In full and without alteration, give the listing again.

====== Input material ======

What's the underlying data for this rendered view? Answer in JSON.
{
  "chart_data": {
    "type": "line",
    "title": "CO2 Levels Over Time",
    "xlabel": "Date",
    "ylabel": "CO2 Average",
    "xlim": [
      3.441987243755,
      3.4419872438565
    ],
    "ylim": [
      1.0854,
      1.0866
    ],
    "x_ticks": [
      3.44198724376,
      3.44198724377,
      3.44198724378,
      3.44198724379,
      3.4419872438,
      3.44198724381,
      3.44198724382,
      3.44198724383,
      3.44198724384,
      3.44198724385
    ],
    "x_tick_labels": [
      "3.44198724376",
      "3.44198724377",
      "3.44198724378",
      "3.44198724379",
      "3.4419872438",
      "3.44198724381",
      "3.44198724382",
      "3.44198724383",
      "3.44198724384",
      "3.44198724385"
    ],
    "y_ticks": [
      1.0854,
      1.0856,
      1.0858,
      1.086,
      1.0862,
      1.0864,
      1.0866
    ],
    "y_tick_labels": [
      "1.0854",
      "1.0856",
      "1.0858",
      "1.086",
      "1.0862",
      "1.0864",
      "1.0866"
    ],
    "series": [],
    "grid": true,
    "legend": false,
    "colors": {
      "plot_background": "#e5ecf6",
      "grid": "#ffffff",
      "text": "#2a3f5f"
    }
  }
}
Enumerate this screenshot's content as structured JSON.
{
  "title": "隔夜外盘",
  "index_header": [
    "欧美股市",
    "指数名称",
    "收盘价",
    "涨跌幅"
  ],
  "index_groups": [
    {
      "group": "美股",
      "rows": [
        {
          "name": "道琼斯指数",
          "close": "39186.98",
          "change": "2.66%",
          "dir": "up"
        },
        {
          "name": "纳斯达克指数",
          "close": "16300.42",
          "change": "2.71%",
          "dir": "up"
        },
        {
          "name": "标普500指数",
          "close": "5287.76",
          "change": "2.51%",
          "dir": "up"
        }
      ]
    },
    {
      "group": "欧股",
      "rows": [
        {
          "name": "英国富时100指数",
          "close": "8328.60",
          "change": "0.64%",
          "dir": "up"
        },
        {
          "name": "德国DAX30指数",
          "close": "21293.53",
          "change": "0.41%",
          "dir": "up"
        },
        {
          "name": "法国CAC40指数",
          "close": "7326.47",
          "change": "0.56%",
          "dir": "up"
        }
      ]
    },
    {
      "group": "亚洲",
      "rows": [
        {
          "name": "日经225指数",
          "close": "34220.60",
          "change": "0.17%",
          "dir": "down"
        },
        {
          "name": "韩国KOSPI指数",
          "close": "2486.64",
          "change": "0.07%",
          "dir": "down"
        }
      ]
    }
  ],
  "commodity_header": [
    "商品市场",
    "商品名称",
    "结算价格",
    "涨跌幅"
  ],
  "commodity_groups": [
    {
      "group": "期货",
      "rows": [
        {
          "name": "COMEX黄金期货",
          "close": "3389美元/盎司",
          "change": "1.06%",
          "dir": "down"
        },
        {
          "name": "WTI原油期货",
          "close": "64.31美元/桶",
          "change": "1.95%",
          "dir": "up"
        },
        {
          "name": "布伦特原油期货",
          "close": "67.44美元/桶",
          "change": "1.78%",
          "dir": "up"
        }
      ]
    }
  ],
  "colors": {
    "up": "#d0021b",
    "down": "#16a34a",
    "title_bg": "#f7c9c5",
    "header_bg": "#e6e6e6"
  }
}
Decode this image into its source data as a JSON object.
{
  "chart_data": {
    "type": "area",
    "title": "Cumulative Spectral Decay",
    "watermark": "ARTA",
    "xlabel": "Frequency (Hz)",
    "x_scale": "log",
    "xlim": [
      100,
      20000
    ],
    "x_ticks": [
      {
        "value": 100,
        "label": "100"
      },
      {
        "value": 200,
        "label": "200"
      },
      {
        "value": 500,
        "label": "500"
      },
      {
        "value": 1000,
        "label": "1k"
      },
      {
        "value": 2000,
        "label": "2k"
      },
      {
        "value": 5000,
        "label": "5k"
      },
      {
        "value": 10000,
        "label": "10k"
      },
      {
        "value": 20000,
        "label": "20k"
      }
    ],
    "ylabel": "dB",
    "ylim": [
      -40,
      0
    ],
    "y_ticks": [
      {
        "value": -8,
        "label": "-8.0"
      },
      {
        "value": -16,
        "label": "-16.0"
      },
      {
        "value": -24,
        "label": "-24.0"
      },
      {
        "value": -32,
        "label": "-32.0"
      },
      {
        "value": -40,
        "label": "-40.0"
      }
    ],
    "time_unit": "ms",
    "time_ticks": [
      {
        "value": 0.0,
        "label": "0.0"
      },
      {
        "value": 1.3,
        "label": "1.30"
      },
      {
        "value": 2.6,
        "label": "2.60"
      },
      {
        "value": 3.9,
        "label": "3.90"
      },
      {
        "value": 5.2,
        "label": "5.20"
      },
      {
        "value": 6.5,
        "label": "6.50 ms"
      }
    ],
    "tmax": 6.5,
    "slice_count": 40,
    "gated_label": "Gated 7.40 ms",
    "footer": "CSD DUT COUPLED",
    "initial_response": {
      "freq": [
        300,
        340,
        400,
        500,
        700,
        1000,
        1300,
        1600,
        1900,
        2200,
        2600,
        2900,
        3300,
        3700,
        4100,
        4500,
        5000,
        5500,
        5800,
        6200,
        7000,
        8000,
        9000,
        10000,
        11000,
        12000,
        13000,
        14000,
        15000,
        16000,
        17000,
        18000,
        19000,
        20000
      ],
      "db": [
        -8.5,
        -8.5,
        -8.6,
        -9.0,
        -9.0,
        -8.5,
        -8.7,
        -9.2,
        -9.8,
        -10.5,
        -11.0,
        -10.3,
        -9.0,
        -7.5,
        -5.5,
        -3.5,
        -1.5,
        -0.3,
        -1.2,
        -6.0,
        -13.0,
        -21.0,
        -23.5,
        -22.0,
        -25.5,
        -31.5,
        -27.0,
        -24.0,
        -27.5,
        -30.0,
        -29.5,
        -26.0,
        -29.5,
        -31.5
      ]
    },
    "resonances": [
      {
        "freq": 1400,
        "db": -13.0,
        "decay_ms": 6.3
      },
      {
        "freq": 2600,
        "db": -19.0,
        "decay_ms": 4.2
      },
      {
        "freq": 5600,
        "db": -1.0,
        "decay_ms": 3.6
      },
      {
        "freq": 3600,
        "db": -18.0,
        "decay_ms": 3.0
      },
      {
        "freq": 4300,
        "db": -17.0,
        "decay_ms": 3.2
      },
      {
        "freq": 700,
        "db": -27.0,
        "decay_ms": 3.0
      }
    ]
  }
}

======

*Reply to the task*
What's the underlying data for this rendered view? Answer in JSON.
{
  "chart_data": {
    "type": "line",
    "title": "CO2 Levels Over Time",
    "xlabel": "Date",
    "ylabel": "CO2 Average",
    "xlim": [
      3.441987243755,
      3.4419872438565
    ],
    "ylim": [
      1.0854,
      1.0866
    ],
    "x_ticks": [
      3.44198724376,
      3.44198724377,
      3.44198724378,
      3.44198724379,
      3.4419872438,
      3.44198724381,
      3.44198724382,
      3.44198724383,
      3.44198724384,
      3.44198724385
    ],
    "x_tick_labels": [
      "3.44198724376",
      "3.44198724377",
      "3.44198724378",
      "3.44198724379",
      "3.4419872438",
      "3.44198724381",
      "3.44198724382",
      "3.44198724383",
      "3.44198724384",
      "3.44198724385"
    ],
    "y_ticks": [
      1.0854,
      1.0856,
      1.0858,
      1.086,
      1.0862,
      1.0864,
      1.0866
    ],
    "y_tick_labels": [
      "1.0854",
      "1.0856",
      "1.0858",
      "1.086",
      "1.0862",
      "1.0864",
      "1.0866"
    ],
    "series": [],
    "grid": true,
    "legend": false,
    "colors": {
      "plot_background": "#e5ecf6",
      "grid": "#ffffff",
      "text": "#2a3f5f"
    }
  }
}
Enumerate this screenshot's content as structured JSON.
{
  "title": "隔夜外盘",
  "index_header": [
    "欧美股市",
    "指数名称",
    "收盘价",
    "涨跌幅"
  ],
  "index_groups": [
    {
      "group": "美股",
      "rows": [
        {
          "name": "道琼斯指数",
          "close": "39186.98",
          "change": "2.66%",
          "dir": "up"
        },
        {
          "name": "纳斯达克指数",
          "close": "16300.42",
          "change": "2.71%",
          "dir": "up"
        },
        {
          "name": "标普500指数",
          "close": "5287.76",
          "change": "2.51%",
          "dir": "up"
        }
      ]
    },
    {
      "group": "欧股",
      "rows": [
        {
          "name": "英国富时100指数",
          "close": "8328.60",
          "change": "0.64%",
          "dir": "up"
        },
        {
          "name": "德国DAX30指数",
          "close": "21293.53",
          "change": "0.41%",
          "dir": "up"
        },
        {
          "name": "法国CAC40指数",
          "close": "7326.47",
          "change": "0.56%",
          "dir": "up"
        }
      ]
    },
    {
      "group": "亚洲",
      "rows": [
        {
          "name": "日经225指数",
          "close": "34220.60",
          "change": "0.17%",
          "dir": "down"
        },
        {
          "name": "韩国KOSPI指数",
          "close": "2486.64",
          "change": "0.07%",
          "dir": "down"
        }
      ]
    }
  ],
  "commodity_header": [
    "商品市场",
    "商品名称",
    "结算价格",
    "涨跌幅"
  ],
  "commodity_groups": [
    {
      "group": "期货",
      "rows": [
        {
          "name": "COMEX黄金期货",
          "close": "3389美元/盎司",
          "change": "1.06%",
          "dir": "down"
        },
        {
          "name": "WTI原油期货",
          "close": "64.31美元/桶",
          "change": "1.95%",
          "dir": "up"
        },
        {
          "name": "布伦特原油期货",
          "close": "67.44美元/桶",
          "change": "1.78%",
          "dir": "up"
        }
      ]
    }
  ],
  "colors": {
    "up": "#d0021b",
    "down": "#16a34a",
    "title_bg": "#f7c9c5",
    "header_bg": "#e6e6e6"
  }
}
Decode this image into its source data as a JSON object.
{
  "chart_data": {
    "type": "area",
    "title": "Cumulative Spectral Decay",
    "watermark": "ARTA",
    "xlabel": "Frequency (Hz)",
    "x_scale": "log",
    "xlim": [
      100,
      20000
    ],
    "x_ticks": [
      {
        "value": 100,
        "label": "100"
      },
      {
        "value": 200,
        "label": "200"
      },
      {
        "value": 500,
        "label": "500"
      },
      {
        "value": 1000,
        "label": "1k"
      },
      {
        "value": 2000,
        "label": "2k"
      },
      {
        "value": 5000,
        "label": "5k"
      },
      {
        "value": 10000,
        "label": "10k"
      },
      {
        "value": 20000,
        "label": "20k"
      }
    ],
    "ylabel": "dB",
    "ylim": [
      -40,
      0
    ],
    "y_ticks": [
      {
        "value": -8,
        "label": "-8.0"
      },
      {
        "value": -16,
        "label": "-16.0"
      },
      {
        "value": -24,
        "label": "-24.0"
      },
      {
        "value": -32,
        "label": "-32.0"
      },
      {
        "value": -40,
        "label": "-40.0"
      }
    ],
    "time_unit": "ms",
    "time_ticks": [
      {
        "value": 0.0,
        "label": "0.0"
      },
      {
        "value": 1.3,
        "label": "1.30"
      },
      {
        "value": 2.6,
        "label": "2.60"
      },
      {
        "value": 3.9,
        "label": "3.90"
      },
      {
        "value": 5.2,
        "label": "5.20"
      },
      {
        "value": 6.5,
        "label": "6.50 ms"
      }
    ],
    "tmax": 6.5,
    "slice_count": 40,
    "gated_label": "Gated 7.40 ms",
    "footer": "CSD DUT COUPLED",
    "initial_response": {
      "freq": [
        300,
        340,
        400,
        500,
        700,
        1000,
        1300,
        1600,
        1900,
        2200,
        2600,
        2900,
        3300,
        3700,
        4100,
        4500,
        5000,
        5500,
        5800,
        6200,
        7000,
        8000,
        9000,
        10000,
        11000,
        12000,
        13000,
        14000,
        15000,
        16000,
        17000,
        18000,
        19000,
        20000
      ],
      "db": [
        -8.5,
        -8.5,
        -8.6,
        -9.0,
        -9.0,
        -8.5,
        -8.7,
        -9.2,
        -9.8,
        -10.5,
        -11.0,
        -10.3,
        -9.0,
        -7.5,
        -5.5,
        -3.5,
        -1.5,
        -0.3,
        -1.2,
        -6.0,
        -13.0,
        -21.0,
        -23.5,
        -22.0,
        -25.5,
        -31.5,
        -27.0,
        -24.0,
        -27.5,
        -30.0,
        -29.5,
        -26.0,
        -29.5,
        -31.5
      ]
    },
    "resonances": [
      {
        "freq": 1400,
        "db": -13.0,
        "decay_ms": 6.3
      },
      {
        "freq": 2600,
        "db": -19.0,
        "decay_ms": 4.2
      },
      {
        "freq": 5600,
        "db": -1.0,
        "decay_ms": 3.6
      },
      {
        "freq": 3600,
        "db": -18.0,
        "decay_ms": 3.0
      },
      {
        "freq": 4300,
        "db": -17.0,
        "decay_ms": 3.2
      },
      {
        "freq": 700,
        "db": -27.0,
        "decay_ms": 3.0
      }
    ]
  }
}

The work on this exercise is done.